Given problem:
Go over the listing below line by line and tally those containing "marker". Give only the tally.

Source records
- - - - -

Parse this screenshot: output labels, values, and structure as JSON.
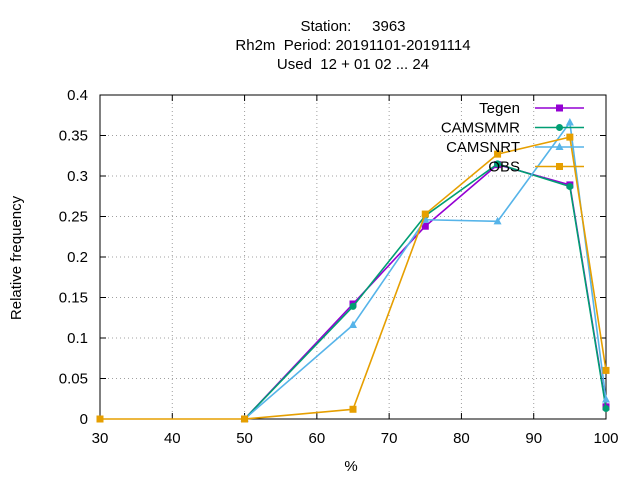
{
  "chart_data": {
    "type": "line",
    "title_lines": [
      "Station:     3963",
      "Rh2m  Period: 20191101-20191114",
      "Used  12 + 01 02 ... 24"
    ],
    "xlabel": "%",
    "ylabel": "Relative frequency",
    "xlim": [
      30,
      100
    ],
    "ylim": [
      0,
      0.4
    ],
    "xticks": [
      30,
      40,
      50,
      60,
      70,
      80,
      90,
      100
    ],
    "yticks": [
      0,
      0.05,
      0.1,
      0.15,
      0.2,
      0.25,
      0.3,
      0.35,
      0.4
    ],
    "ytick_labels": [
      "0",
      "0.05",
      "0.1",
      "0.15",
      "0.2",
      "0.25",
      "0.3",
      "0.35",
      "0.4"
    ],
    "grid": true,
    "legend_position": "top-right",
    "series": [
      {
        "name": "Tegen",
        "color": "#9400d3",
        "marker": "filled-square",
        "x": [
          50,
          65,
          75,
          85,
          95,
          100
        ],
        "y": [
          0,
          0.142,
          0.238,
          0.314,
          0.289,
          0.015
        ]
      },
      {
        "name": "CAMSMMR",
        "color": "#009e73",
        "marker": "filled-circle",
        "x": [
          50,
          65,
          75,
          85,
          95,
          100
        ],
        "y": [
          0,
          0.139,
          0.251,
          0.315,
          0.287,
          0.013
        ]
      },
      {
        "name": "CAMSNRT",
        "color": "#56b4e9",
        "marker": "filled-triangle",
        "x": [
          50,
          65,
          75,
          85,
          95,
          100
        ],
        "y": [
          0,
          0.116,
          0.246,
          0.244,
          0.366,
          0.024
        ]
      },
      {
        "name": "OBS",
        "color": "#e69f00",
        "marker": "filled-square",
        "x": [
          30,
          50,
          65,
          75,
          85,
          95,
          100
        ],
        "y": [
          0,
          0,
          0.012,
          0.253,
          0.327,
          0.348,
          0.06
        ]
      }
    ]
  }
}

- - - - -

Result:
4